Dataset entries on figures:
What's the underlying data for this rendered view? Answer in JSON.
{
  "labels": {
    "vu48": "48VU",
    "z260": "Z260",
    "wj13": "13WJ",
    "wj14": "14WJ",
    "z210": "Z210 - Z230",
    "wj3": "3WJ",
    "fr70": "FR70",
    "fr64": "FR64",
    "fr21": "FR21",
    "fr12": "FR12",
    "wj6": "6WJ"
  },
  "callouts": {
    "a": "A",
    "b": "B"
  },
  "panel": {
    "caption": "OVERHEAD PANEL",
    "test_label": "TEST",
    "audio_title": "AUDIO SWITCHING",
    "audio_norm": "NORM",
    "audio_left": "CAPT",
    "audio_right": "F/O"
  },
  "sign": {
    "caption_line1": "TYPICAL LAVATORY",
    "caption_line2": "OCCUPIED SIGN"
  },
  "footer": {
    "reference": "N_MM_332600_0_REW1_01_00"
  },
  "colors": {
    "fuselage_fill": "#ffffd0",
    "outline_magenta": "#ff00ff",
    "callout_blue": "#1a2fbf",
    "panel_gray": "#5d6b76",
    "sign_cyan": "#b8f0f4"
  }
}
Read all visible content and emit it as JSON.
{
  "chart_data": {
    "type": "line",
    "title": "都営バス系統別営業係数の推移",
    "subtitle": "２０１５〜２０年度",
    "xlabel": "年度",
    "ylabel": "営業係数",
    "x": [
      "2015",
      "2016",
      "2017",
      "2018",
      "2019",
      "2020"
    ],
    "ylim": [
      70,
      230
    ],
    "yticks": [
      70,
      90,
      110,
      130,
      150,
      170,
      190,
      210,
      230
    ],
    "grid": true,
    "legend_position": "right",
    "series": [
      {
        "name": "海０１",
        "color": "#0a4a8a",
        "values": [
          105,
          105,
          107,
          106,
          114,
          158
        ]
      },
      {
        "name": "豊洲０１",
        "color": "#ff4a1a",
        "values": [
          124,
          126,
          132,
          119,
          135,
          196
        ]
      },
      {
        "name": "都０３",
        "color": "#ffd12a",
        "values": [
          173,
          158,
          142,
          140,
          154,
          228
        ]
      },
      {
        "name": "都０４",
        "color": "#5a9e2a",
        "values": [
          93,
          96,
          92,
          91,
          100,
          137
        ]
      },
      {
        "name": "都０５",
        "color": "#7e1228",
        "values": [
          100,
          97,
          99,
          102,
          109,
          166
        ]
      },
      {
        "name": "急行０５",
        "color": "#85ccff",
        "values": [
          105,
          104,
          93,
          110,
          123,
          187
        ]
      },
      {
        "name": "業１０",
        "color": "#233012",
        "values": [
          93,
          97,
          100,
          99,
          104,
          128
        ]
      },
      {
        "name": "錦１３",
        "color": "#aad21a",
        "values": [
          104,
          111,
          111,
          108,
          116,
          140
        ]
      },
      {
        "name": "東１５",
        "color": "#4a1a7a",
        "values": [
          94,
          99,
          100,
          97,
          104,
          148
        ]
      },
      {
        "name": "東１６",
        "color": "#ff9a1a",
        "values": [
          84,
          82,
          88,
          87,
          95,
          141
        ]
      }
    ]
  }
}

▸ What this task involves
Copy out the whole listing exactly.

▸ Exercise output
What's the underlying data for this rendered view? Answer in JSON.
{
  "labels": {
    "vu48": "48VU",
    "z260": "Z260",
    "wj13": "13WJ",
    "wj14": "14WJ",
    "z210": "Z210 - Z230",
    "wj3": "3WJ",
    "fr70": "FR70",
    "fr64": "FR64",
    "fr21": "FR21",
    "fr12": "FR12",
    "wj6": "6WJ"
  },
  "callouts": {
    "a": "A",
    "b": "B"
  },
  "panel": {
    "caption": "OVERHEAD PANEL",
    "test_label": "TEST",
    "audio_title": "AUDIO SWITCHING",
    "audio_norm": "NORM",
    "audio_left": "CAPT",
    "audio_right": "F/O"
  },
  "sign": {
    "caption_line1": "TYPICAL LAVATORY",
    "caption_line2": "OCCUPIED SIGN"
  },
  "footer": {
    "reference": "N_MM_332600_0_REW1_01_00"
  },
  "colors": {
    "fuselage_fill": "#ffffd0",
    "outline_magenta": "#ff00ff",
    "callout_blue": "#1a2fbf",
    "panel_gray": "#5d6b76",
    "sign_cyan": "#b8f0f4"
  }
}
Read all visible content and emit it as JSON.
{
  "chart_data": {
    "type": "line",
    "title": "都営バス系統別営業係数の推移",
    "subtitle": "２０１５〜２０年度",
    "xlabel": "年度",
    "ylabel": "営業係数",
    "x": [
      "2015",
      "2016",
      "2017",
      "2018",
      "2019",
      "2020"
    ],
    "ylim": [
      70,
      230
    ],
    "yticks": [
      70,
      90,
      110,
      130,
      150,
      170,
      190,
      210,
      230
    ],
    "grid": true,
    "legend_position": "right",
    "series": [
      {
        "name": "海０１",
        "color": "#0a4a8a",
        "values": [
          105,
          105,
          107,
          106,
          114,
          158
        ]
      },
      {
        "name": "豊洲０１",
        "color": "#ff4a1a",
        "values": [
          124,
          126,
          132,
          119,
          135,
          196
        ]
      },
      {
        "name": "都０３",
        "color": "#ffd12a",
        "values": [
          173,
          158,
          142,
          140,
          154,
          228
        ]
      },
      {
        "name": "都０４",
        "color": "#5a9e2a",
        "values": [
          93,
          96,
          92,
          91,
          100,
          137
        ]
      },
      {
        "name": "都０５",
        "color": "#7e1228",
        "values": [
          100,
          97,
          99,
          102,
          109,
          166
        ]
      },
      {
        "name": "急行０５",
        "color": "#85ccff",
        "values": [
          105,
          104,
          93,
          110,
          123,
          187
        ]
      },
      {
        "name": "業１０",
        "color": "#233012",
        "values": [
          93,
          97,
          100,
          99,
          104,
          128
        ]
      },
      {
        "name": "錦１３",
        "color": "#aad21a",
        "values": [
          104,
          111,
          111,
          108,
          116,
          140
        ]
      },
      {
        "name": "東１５",
        "color": "#4a1a7a",
        "values": [
          94,
          99,
          100,
          97,
          104,
          148
        ]
      },
      {
        "name": "東１６",
        "color": "#ff9a1a",
        "values": [
          84,
          82,
          88,
          87,
          95,
          141
        ]
      }
    ]
  }
}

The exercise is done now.